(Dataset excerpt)
------------

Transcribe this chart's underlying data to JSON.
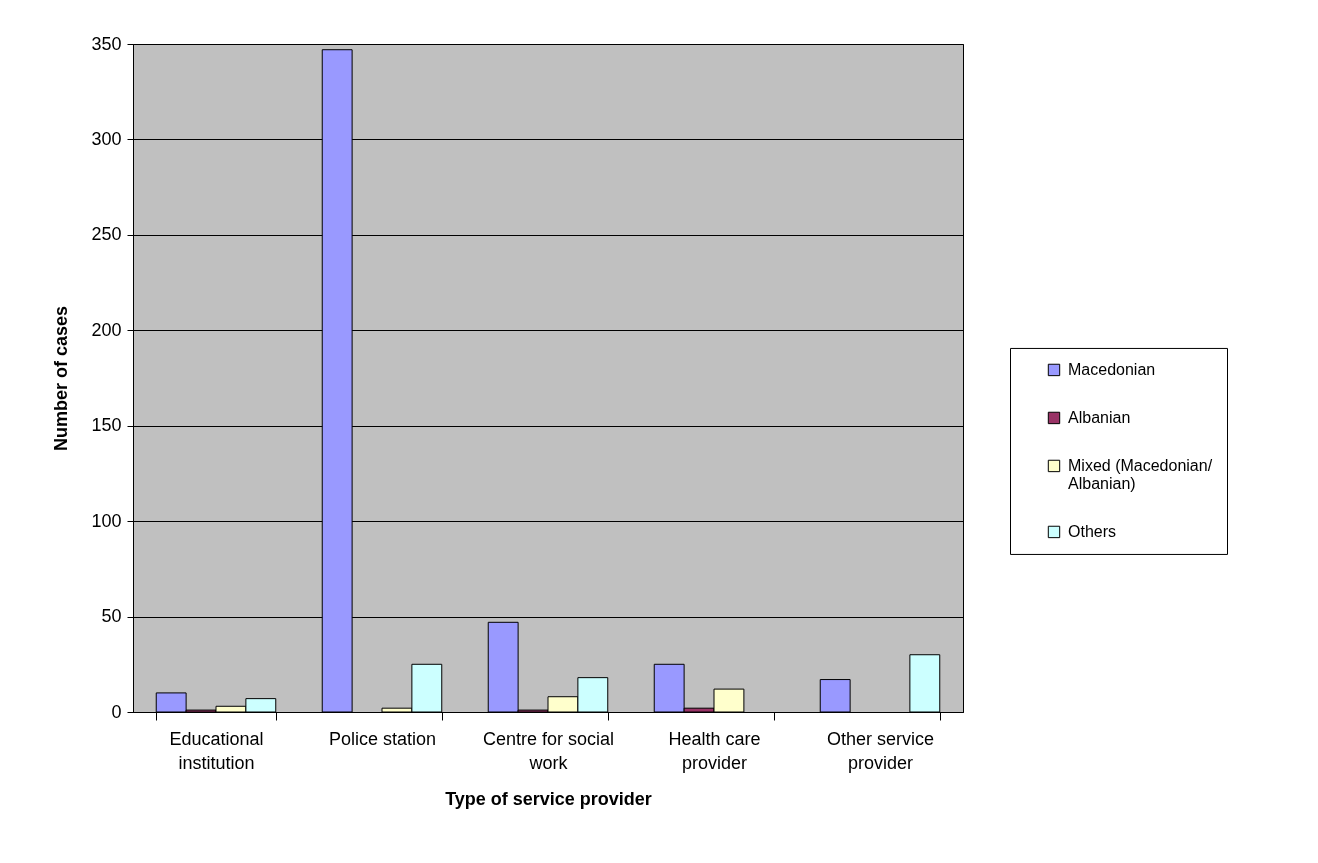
{
  "chart_data": {
    "type": "bar",
    "xlabel": "Type of service provider",
    "ylabel": "Number of cases",
    "categories": [
      "Educational institution",
      "Police station",
      "Centre for social work",
      "Health care provider",
      "Other service provider"
    ],
    "series": [
      {
        "name": "Macedonian",
        "color": "#9999ff",
        "values": [
          10,
          347,
          47,
          25,
          17
        ]
      },
      {
        "name": "Albanian",
        "color": "#993366",
        "values": [
          1,
          null,
          1,
          2,
          null
        ]
      },
      {
        "name": "Mixed (Macedonian/ Albanian)",
        "color": "#ffffcc",
        "values": [
          3,
          2,
          8,
          12,
          null
        ]
      },
      {
        "name": "Others",
        "color": "#ccffff",
        "values": [
          7,
          25,
          18,
          null,
          30
        ]
      }
    ],
    "ylim": [
      0,
      350
    ],
    "yticks": [
      0,
      50,
      100,
      150,
      200,
      250,
      300,
      350
    ],
    "grid": "y",
    "legend": "right"
  }
}
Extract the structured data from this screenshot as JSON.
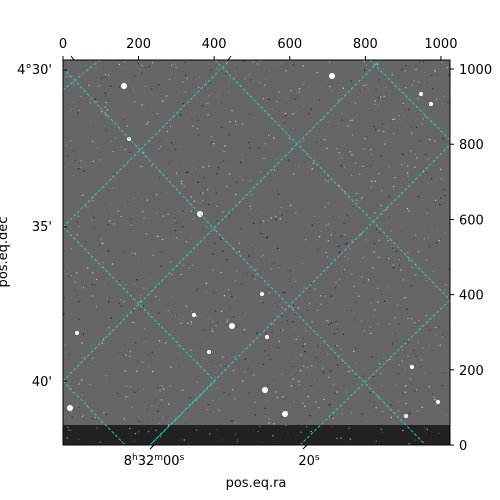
{
  "chart_data": {
    "type": "heatmap",
    "description_free": true,
    "title": "",
    "xlabel": "pos.eq.ra",
    "ylabel": "pos.eq.dec",
    "pixel_axes": {
      "x_range": [
        0,
        1024
      ],
      "y_range": [
        0,
        1024
      ],
      "bottom_ticks": [
        0,
        200,
        400,
        600,
        800,
        1000
      ],
      "right_ticks": [
        0,
        200,
        400,
        600,
        800,
        1000
      ]
    },
    "world_axes": {
      "ra_tick_labels": [
        "8h32m00s",
        "20s"
      ],
      "dec_tick_labels": [
        "4°30'",
        "35'",
        "40'"
      ]
    },
    "grid": true,
    "colormap": "grayscale",
    "grid_color": "#33cccc"
  },
  "labels": {
    "x_title": "pos.eq.ra",
    "y_title": "pos.eq.dec",
    "ra_main": "8",
    "ra_h": "h",
    "ra_main2": "32",
    "ra_m": "m",
    "ra_main3": "00",
    "ra_s": "s",
    "ra2": "20",
    "ra2_s": "s",
    "dec1": "4°30'",
    "dec2": "35'",
    "dec3": "40'"
  }
}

------------

Give the number of lines containing the word "name". No other answer is needed.

• [RESULT]: 4